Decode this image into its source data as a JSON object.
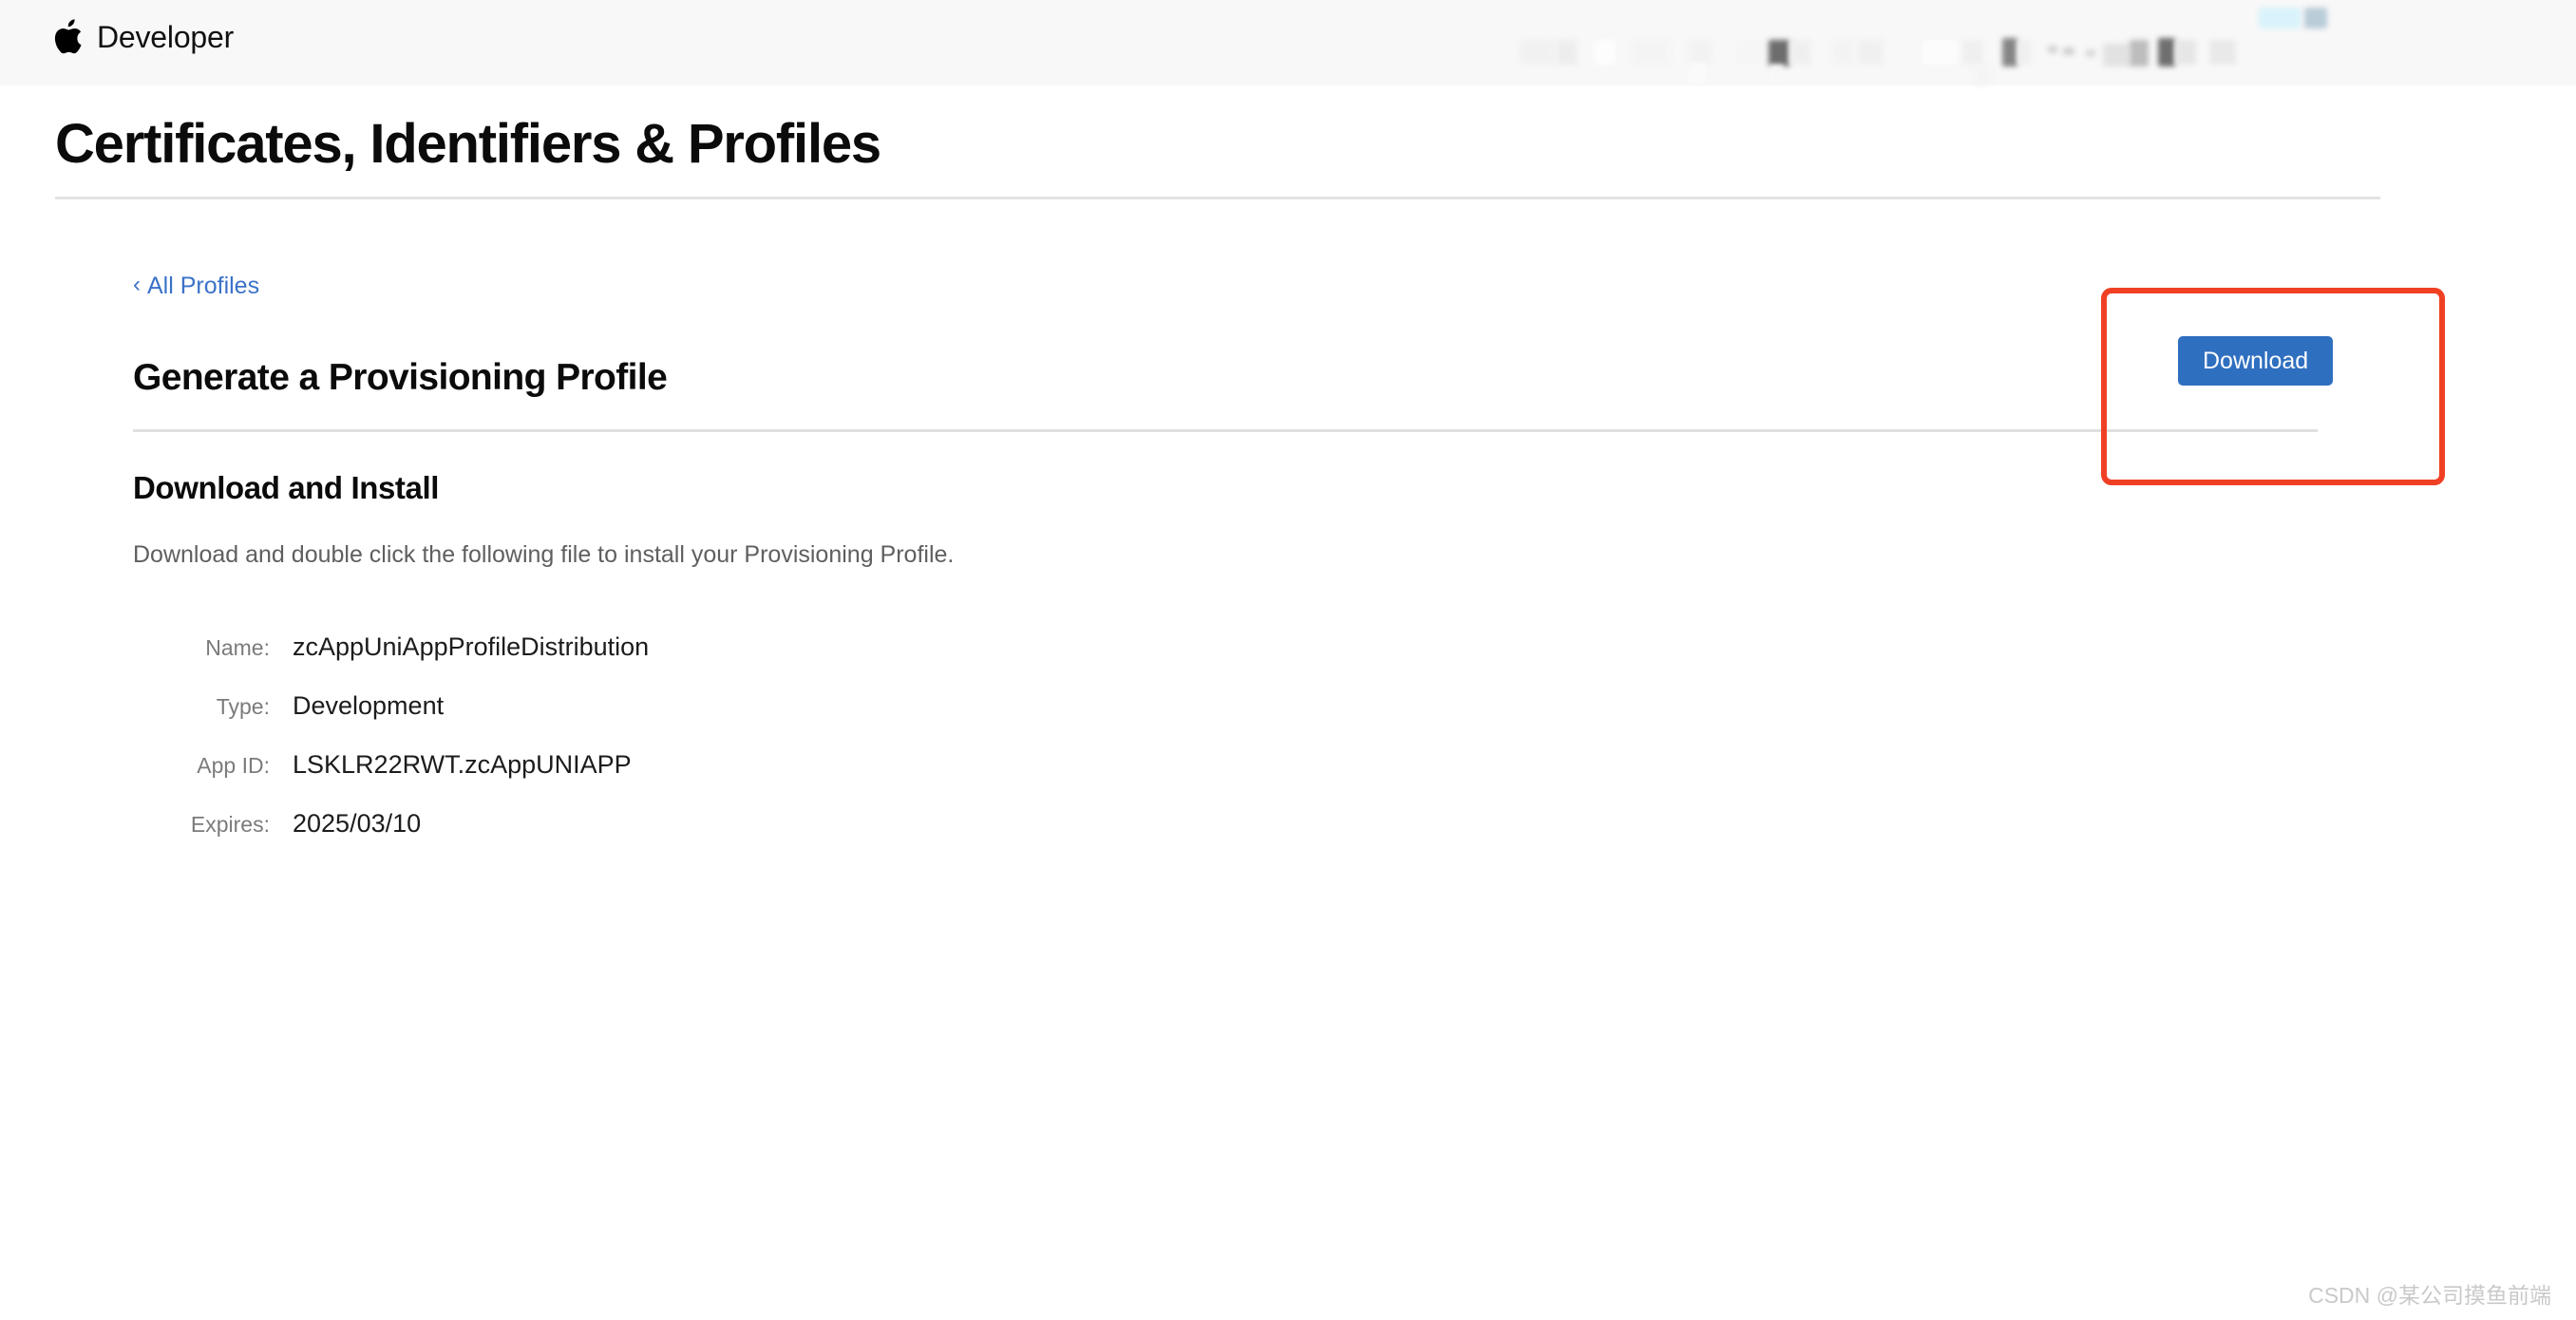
{
  "header": {
    "logo_icon": "apple-logo-icon",
    "brand_name": "Developer",
    "nav_redacted": true
  },
  "page": {
    "title": "Certificates, Identifiers & Profiles"
  },
  "breadcrumb": {
    "chevron": "‹",
    "label": "All Profiles"
  },
  "main": {
    "heading": "Generate a Provisioning Profile",
    "download_label": "Download",
    "subsection": {
      "heading": "Download and Install",
      "description": "Download and double click the following file to install your Provisioning Profile."
    },
    "details": [
      {
        "label": "Name:",
        "value": "zcAppUniAppProfileDistribution"
      },
      {
        "label": "Type:",
        "value": "Development"
      },
      {
        "label": "App ID:",
        "value": "LSKLR22RWT.zcAppUNIAPP"
      },
      {
        "label": "Expires:",
        "value": "2025/03/10"
      }
    ]
  },
  "watermark": {
    "text": "CSDN @某公司摸鱼前端"
  },
  "colors": {
    "accent_blue": "#2f6fc0",
    "link_blue": "#3a72c8",
    "annotation_red": "#f04024",
    "header_bg": "#f8f8f8",
    "rule_gray": "#e3e3e3"
  }
}
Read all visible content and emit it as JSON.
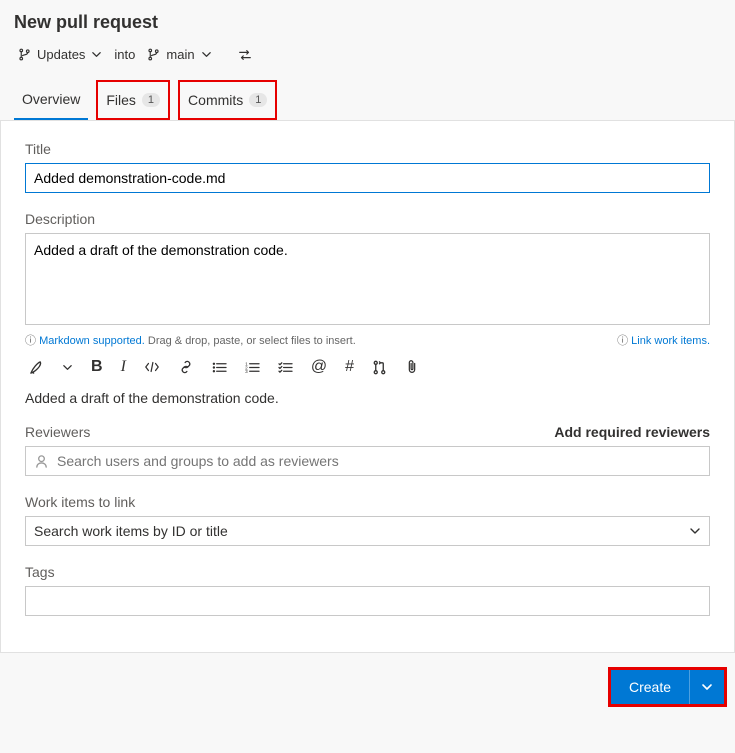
{
  "header": {
    "title": "New pull request",
    "source_branch": "Updates",
    "into": "into",
    "target_branch": "main"
  },
  "tabs": {
    "overview": "Overview",
    "files": "Files",
    "files_count": "1",
    "commits": "Commits",
    "commits_count": "1"
  },
  "form": {
    "title_label": "Title",
    "title_value": "Added demonstration-code.md",
    "description_label": "Description",
    "description_value": "Added a draft of the demonstration code.",
    "markdown_hint": "Markdown supported.",
    "drag_hint": " Drag & drop, paste, or select files to insert.",
    "link_work_items": "Link work items.",
    "preview": "Added a draft of the demonstration code.",
    "reviewers_label": "Reviewers",
    "add_required": "Add required reviewers",
    "reviewers_placeholder": "Search users and groups to add as reviewers",
    "workitems_label": "Work items to link",
    "workitems_placeholder": "Search work items by ID or title",
    "tags_label": "Tags"
  },
  "footer": {
    "create": "Create"
  }
}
----------------
** PROBLEM DESCRIPTION **
What you return should match the records above word for word, minus the pictures.

** RESULT **
Decode this image into its source data as a JSON object.
{
  "header": {
    "logo_icon": "apple-logo-icon",
    "brand_name": "Developer",
    "nav_redacted": true
  },
  "page": {
    "title": "Certificates, Identifiers & Profiles"
  },
  "breadcrumb": {
    "chevron": "‹",
    "label": "All Profiles"
  },
  "main": {
    "heading": "Generate a Provisioning Profile",
    "download_label": "Download",
    "subsection": {
      "heading": "Download and Install",
      "description": "Download and double click the following file to install your Provisioning Profile."
    },
    "details": [
      {
        "label": "Name:",
        "value": "zcAppUniAppProfileDistribution"
      },
      {
        "label": "Type:",
        "value": "Development"
      },
      {
        "label": "App ID:",
        "value": "LSKLR22RWT.zcAppUNIAPP"
      },
      {
        "label": "Expires:",
        "value": "2025/03/10"
      }
    ]
  },
  "watermark": {
    "text": "CSDN @某公司摸鱼前端"
  },
  "colors": {
    "accent_blue": "#2f6fc0",
    "link_blue": "#3a72c8",
    "annotation_red": "#f04024",
    "header_bg": "#f8f8f8",
    "rule_gray": "#e3e3e3"
  }
}
Read all visible content and emit it as JSON.
{
  "header": {
    "title": "New pull request",
    "source_branch": "Updates",
    "into": "into",
    "target_branch": "main"
  },
  "tabs": {
    "overview": "Overview",
    "files": "Files",
    "files_count": "1",
    "commits": "Commits",
    "commits_count": "1"
  },
  "form": {
    "title_label": "Title",
    "title_value": "Added demonstration-code.md",
    "description_label": "Description",
    "description_value": "Added a draft of the demonstration code.",
    "markdown_hint": "Markdown supported.",
    "drag_hint": " Drag & drop, paste, or select files to insert.",
    "link_work_items": "Link work items.",
    "preview": "Added a draft of the demonstration code.",
    "reviewers_label": "Reviewers",
    "add_required": "Add required reviewers",
    "reviewers_placeholder": "Search users and groups to add as reviewers",
    "workitems_label": "Work items to link",
    "workitems_placeholder": "Search work items by ID or title",
    "tags_label": "Tags"
  },
  "footer": {
    "create": "Create"
  }
}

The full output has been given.